Data excerpts:
====
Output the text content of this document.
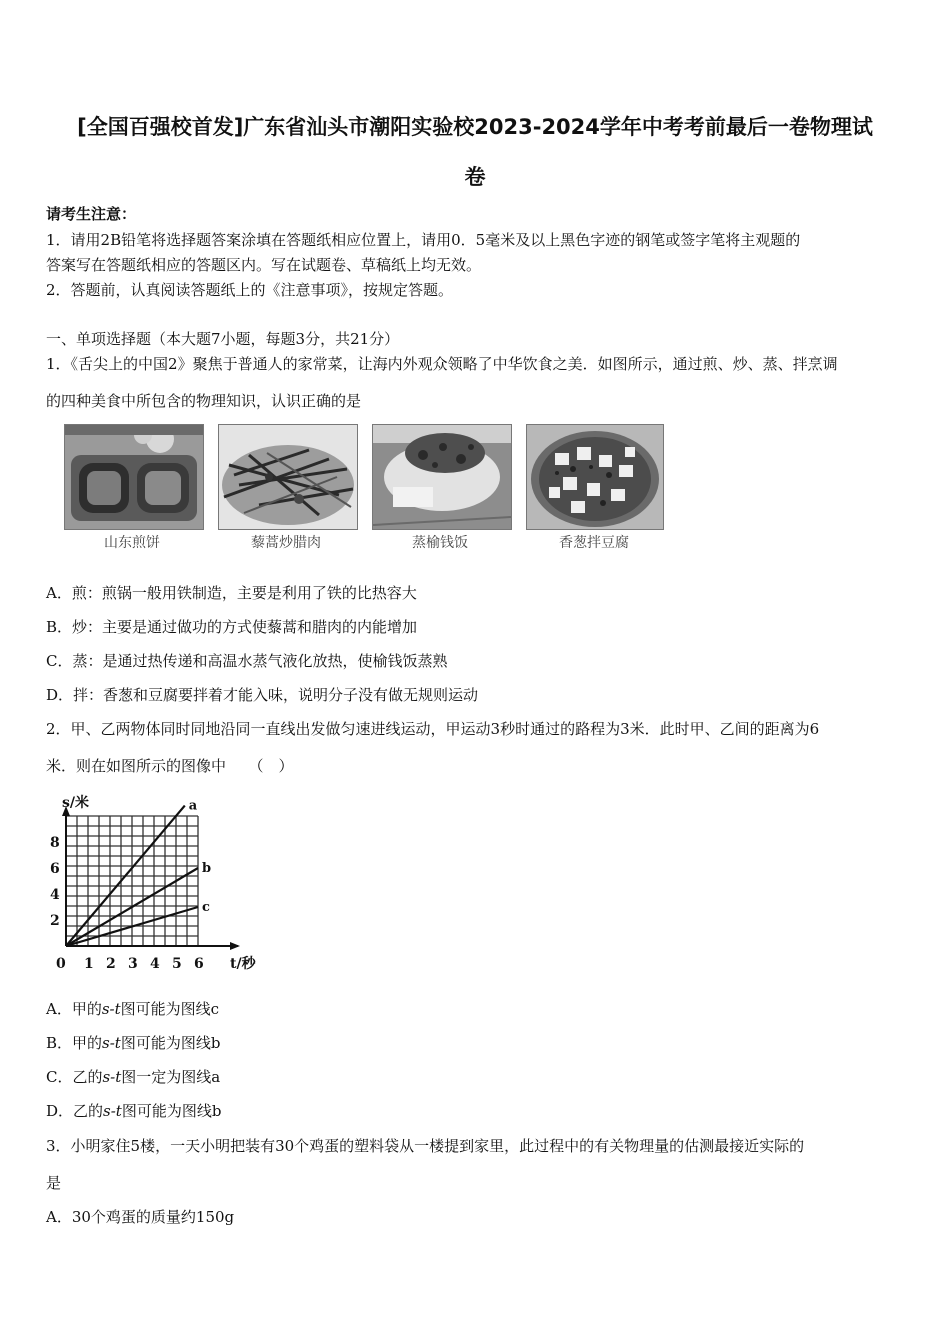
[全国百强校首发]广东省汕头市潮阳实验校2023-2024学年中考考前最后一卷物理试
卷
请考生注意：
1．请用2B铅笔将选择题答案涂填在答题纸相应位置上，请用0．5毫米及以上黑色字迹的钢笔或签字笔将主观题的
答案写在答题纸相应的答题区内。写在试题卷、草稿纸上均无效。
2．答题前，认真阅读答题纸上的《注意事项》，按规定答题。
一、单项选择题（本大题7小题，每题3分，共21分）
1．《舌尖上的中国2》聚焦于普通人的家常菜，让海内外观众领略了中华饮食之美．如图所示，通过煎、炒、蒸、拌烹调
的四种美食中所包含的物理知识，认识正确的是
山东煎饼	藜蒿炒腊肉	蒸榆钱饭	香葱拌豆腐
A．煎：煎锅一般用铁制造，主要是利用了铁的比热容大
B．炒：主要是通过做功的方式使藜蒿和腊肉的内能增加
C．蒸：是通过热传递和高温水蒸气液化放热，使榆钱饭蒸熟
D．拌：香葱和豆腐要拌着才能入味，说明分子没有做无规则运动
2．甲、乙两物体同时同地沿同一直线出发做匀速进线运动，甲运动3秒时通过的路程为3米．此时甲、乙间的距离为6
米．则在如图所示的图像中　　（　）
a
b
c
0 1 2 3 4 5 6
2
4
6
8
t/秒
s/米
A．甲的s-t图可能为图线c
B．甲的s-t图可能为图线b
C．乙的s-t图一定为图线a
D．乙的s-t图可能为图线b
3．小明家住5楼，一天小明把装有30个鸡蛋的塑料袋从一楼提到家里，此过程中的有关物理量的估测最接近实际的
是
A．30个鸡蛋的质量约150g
====
Please repeat the entries exactly. Do not include the pictures.

Written answer:
Output the text content of this document.
[全国百强校首发]广东省汕头市潮阳实验校2023-2024学年中考考前最后一卷物理试
卷
请考生注意：
1．请用2B铅笔将选择题答案涂填在答题纸相应位置上，请用0．5毫米及以上黑色字迹的钢笔或签字笔将主观题的
答案写在答题纸相应的答题区内。写在试题卷、草稿纸上均无效。
2．答题前，认真阅读答题纸上的《注意事项》，按规定答题。
一、单项选择题（本大题7小题，每题3分，共21分）
1．《舌尖上的中国2》聚焦于普通人的家常菜，让海内外观众领略了中华饮食之美．如图所示，通过煎、炒、蒸、拌烹调
的四种美食中所包含的物理知识，认识正确的是
山东煎饼	藜蒿炒腊肉	蒸榆钱饭	香葱拌豆腐
A．煎：煎锅一般用铁制造，主要是利用了铁的比热容大
B．炒：主要是通过做功的方式使藜蒿和腊肉的内能增加
C．蒸：是通过热传递和高温水蒸气液化放热，使榆钱饭蒸熟
D．拌：香葱和豆腐要拌着才能入味，说明分子没有做无规则运动
2．甲、乙两物体同时同地沿同一直线出发做匀速进线运动，甲运动3秒时通过的路程为3米．此时甲、乙间的距离为6
米．则在如图所示的图像中　　（　）
a
b
c
0 1 2 3 4 5 6
2
4
6
8
t/秒
s/米
A．甲的s-t图可能为图线c
B．甲的s-t图可能为图线b
C．乙的s-t图一定为图线a
D．乙的s-t图可能为图线b
3．小明家住5楼，一天小明把装有30个鸡蛋的塑料袋从一楼提到家里，此过程中的有关物理量的估测最接近实际的
是
A．30个鸡蛋的质量约150g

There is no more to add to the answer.